● GOAL OF THE EXERCISE
What follows is a set of entries. Repeat them exactly, but not their pictures.

Records contained in a dataset:
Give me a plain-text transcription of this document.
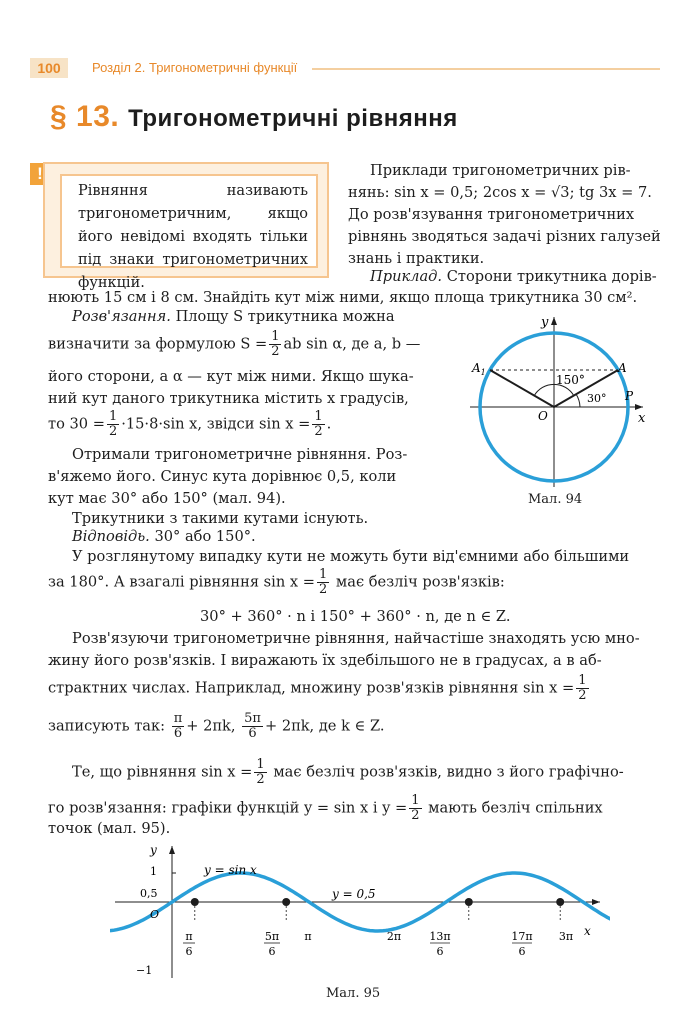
100	Розділ 2. Тригонометричні функції
§ 13. Тригонометричні рівняння
!
Рівняння називають тригонометричним, якщо його невідомі входять тільки під знаки тригонометричних функцій.
Приклади тригонометричних рів-
нянь: sin x = 0,5; 2cos x = √3; tg 3x = 7.
До розв'язування тригонометричних
рівнянь зводяться задачі різних галузей
знань і практики.
Приклад. Сторони трикутника дорів-
нюють 15 см і 8 см. Знайдіть кут між ними, якщо площа трикутника 30 см².
Розв'язання. Площу S трикутника можна
визначити за формулою $S = \frac{1}{2}$ ab sin α, де a, b —
його сторони, а α — кут між ними. Якщо шука-
ний кут даного трикутника містить x градусів,
то $30 = \frac{1}{2} \cdot 15\cdot 8\cdot\sin$ x, звідси $\sin x = \frac{1}{2}$ .
Отримали тригонометричне рівняння. Роз-
в'яжемо його. Синус кута дорівнює 0,5, коли
кут має 30° або 150° (мал. 94).
Трикутники з такими кутами існують.
Відповідь. 30° або 150°.
y
x
O
P
A
$A_1$
150°
30°
Мал. 94
У розглянутому випадку кути не можуть бути від'ємними або більшими
за 180°. А взагалі рівняння $\sin x = \frac{1}{2}$ має безліч розв'язків:
30° + 360° · n і 150° + 360° · n, де n ∈ Z.
Розв'язуючи тригонометричне рівняння, найчастіше знаходять усю мно-
жину його розв'язків. І виражають їх здебільшого не в градусах, а в аб-
страктних числах. Наприклад, множину розв'язків рівняння $\sin x = \frac{1}{2}$
записують так: $\frac{\pi}{6} + 2\pi k$, $\frac{5\pi}{6} + 2\pi k$, де k ∈ Z.
Те, що рівняння $\sin x = \frac{1}{2}$ має безліч розв'язків, видно з його графічно-
го розв'язання: графіки функцій y = sin x і $y = \frac{1}{2}$ мають безліч спільних
точок (мал. 95).
y
x
O
1
0,5
−1
y = sin x
y = 0,5
π
6
5π
6
π	2π	13π
6
17π
6
3π
Мал. 95
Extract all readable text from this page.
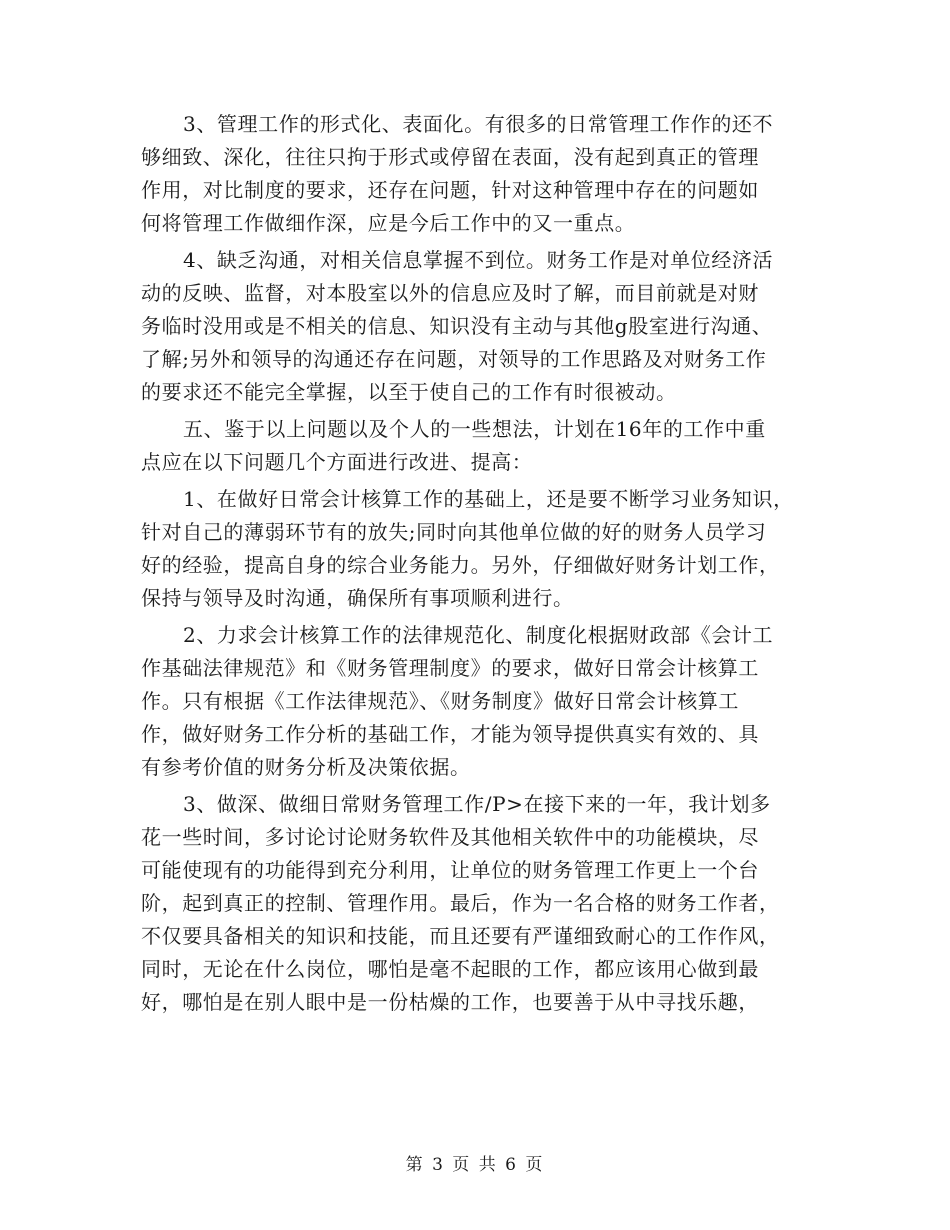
3、管理工作的形式化、表面化。有很多的日常管理工作作的还不
够细致、深化，往往只拘于形式或停留在表面，没有起到真正的管理
作用，对比制度的要求，还存在问题，针对这种管理中存在的问题如
何将管理工作做细作深，应是今后工作中的又一重点。
4、缺乏沟通，对相关信息掌握不到位。财务工作是对单位经济活
动的反映、监督，对本股室以外的信息应及时了解，而目前就是对财
务临时没用或是不相关的信息、知识没有主动与其他g股室进行沟通、
了解;另外和领导的沟通还存在问题，对领导的工作思路及对财务工作
的要求还不能完全掌握，以至于使自己的工作有时很被动。
五、鉴于以上问题以及个人的一些想法，计划在16年的工作中重
点应在以下问题几个方面进行改进、提高：
1、在做好日常会计核算工作的基础上，还是要不断学习业务知识，
针对自己的薄弱环节有的放失;同时向其他单位做的好的财务人员学习
好的经验，提高自身的综合业务能力。另外，仔细做好财务计划工作，
保持与领导及时沟通，确保所有事项顺利进行。
2、力求会计核算工作的法律规范化、制度化根据财政部《会计工
作基础法律规范》和《财务管理制度》的要求，做好日常会计核算工
作。只有根据《工作法律规范》、《财务制度》做好日常会计核算工
作，做好财务工作分析的基础工作，才能为领导提供真实有效的、具
有参考价值的财务分析及决策依据。
3、做深、做细日常财务管理工作/P>在接下来的一年，我计划多
花一些时间，多讨论讨论财务软件及其他相关软件中的功能模块，尽
可能使现有的功能得到充分利用，让单位的财务管理工作更上一个台
阶，起到真正的控制、管理作用。最后，作为一名合格的财务工作者，
不仅要具备相关的知识和技能，而且还要有严谨细致耐心的工作作风，
同时，无论在什么岗位，哪怕是毫不起眼的工作，都应该用心做到最
好，哪怕是在别人眼中是一份枯燥的工作，也要善于从中寻找乐趣，
第 3 页 共 6 页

● TASK SOLUTION
Give me a plain-text transcription of this document.
100	Розділ 2. Тригонометричні функції
§ 13. Тригонометричні рівняння
!
Рівняння називають тригонометричним, якщо його невідомі входять тільки під знаки тригонометричних функцій.
Приклади тригонометричних рів-
нянь: sin x = 0,5; 2cos x = √3; tg 3x = 7.
До розв'язування тригонометричних
рівнянь зводяться задачі різних галузей
знань і практики.
Приклад. Сторони трикутника дорів-
нюють 15 см і 8 см. Знайдіть кут між ними, якщо площа трикутника 30 см².
Розв'язання. Площу S трикутника можна
визначити за формулою $S = \frac{1}{2}$ ab sin α, де a, b —
його сторони, а α — кут між ними. Якщо шука-
ний кут даного трикутника містить x градусів,
то $30 = \frac{1}{2} \cdot 15\cdot 8\cdot\sin$ x, звідси $\sin x = \frac{1}{2}$ .
Отримали тригонометричне рівняння. Роз-
в'яжемо його. Синус кута дорівнює 0,5, коли
кут має 30° або 150° (мал. 94).
Трикутники з такими кутами існують.
Відповідь. 30° або 150°.
y
x
O
P
A
$A_1$
150°
30°
Мал. 94
У розглянутому випадку кути не можуть бути від'ємними або більшими
за 180°. А взагалі рівняння $\sin x = \frac{1}{2}$ має безліч розв'язків:
30° + 360° · n і 150° + 360° · n, де n ∈ Z.
Розв'язуючи тригонометричне рівняння, найчастіше знаходять усю мно-
жину його розв'язків. І виражають їх здебільшого не в градусах, а в аб-
страктних числах. Наприклад, множину розв'язків рівняння $\sin x = \frac{1}{2}$
записують так: $\frac{\pi}{6} + 2\pi k$, $\frac{5\pi}{6} + 2\pi k$, де k ∈ Z.
Те, що рівняння $\sin x = \frac{1}{2}$ має безліч розв'язків, видно з його графічно-
го розв'язання: графіки функцій y = sin x і $y = \frac{1}{2}$ мають безліч спільних
точок (мал. 95).
y
x
O
1
0,5
−1
y = sin x
y = 0,5
π
6
5π
6
π	2π	13π
6
17π
6
3π
Мал. 95
Extract all readable text from this page.
3、管理工作的形式化、表面化。有很多的日常管理工作作的还不
够细致、深化，往往只拘于形式或停留在表面，没有起到真正的管理
作用，对比制度的要求，还存在问题，针对这种管理中存在的问题如
何将管理工作做细作深，应是今后工作中的又一重点。
4、缺乏沟通，对相关信息掌握不到位。财务工作是对单位经济活
动的反映、监督，对本股室以外的信息应及时了解，而目前就是对财
务临时没用或是不相关的信息、知识没有主动与其他g股室进行沟通、
了解;另外和领导的沟通还存在问题，对领导的工作思路及对财务工作
的要求还不能完全掌握，以至于使自己的工作有时很被动。
五、鉴于以上问题以及个人的一些想法，计划在16年的工作中重
点应在以下问题几个方面进行改进、提高：
1、在做好日常会计核算工作的基础上，还是要不断学习业务知识，
针对自己的薄弱环节有的放失;同时向其他单位做的好的财务人员学习
好的经验，提高自身的综合业务能力。另外，仔细做好财务计划工作，
保持与领导及时沟通，确保所有事项顺利进行。
2、力求会计核算工作的法律规范化、制度化根据财政部《会计工
作基础法律规范》和《财务管理制度》的要求，做好日常会计核算工
作。只有根据《工作法律规范》、《财务制度》做好日常会计核算工
作，做好财务工作分析的基础工作，才能为领导提供真实有效的、具
有参考价值的财务分析及决策依据。
3、做深、做细日常财务管理工作/P>在接下来的一年，我计划多
花一些时间，多讨论讨论财务软件及其他相关软件中的功能模块，尽
可能使现有的功能得到充分利用，让单位的财务管理工作更上一个台
阶，起到真正的控制、管理作用。最后，作为一名合格的财务工作者，
不仅要具备相关的知识和技能，而且还要有严谨细致耐心的工作作风，
同时，无论在什么岗位，哪怕是毫不起眼的工作，都应该用心做到最
好，哪怕是在别人眼中是一份枯燥的工作，也要善于从中寻找乐趣，
第 3 页 共 6 页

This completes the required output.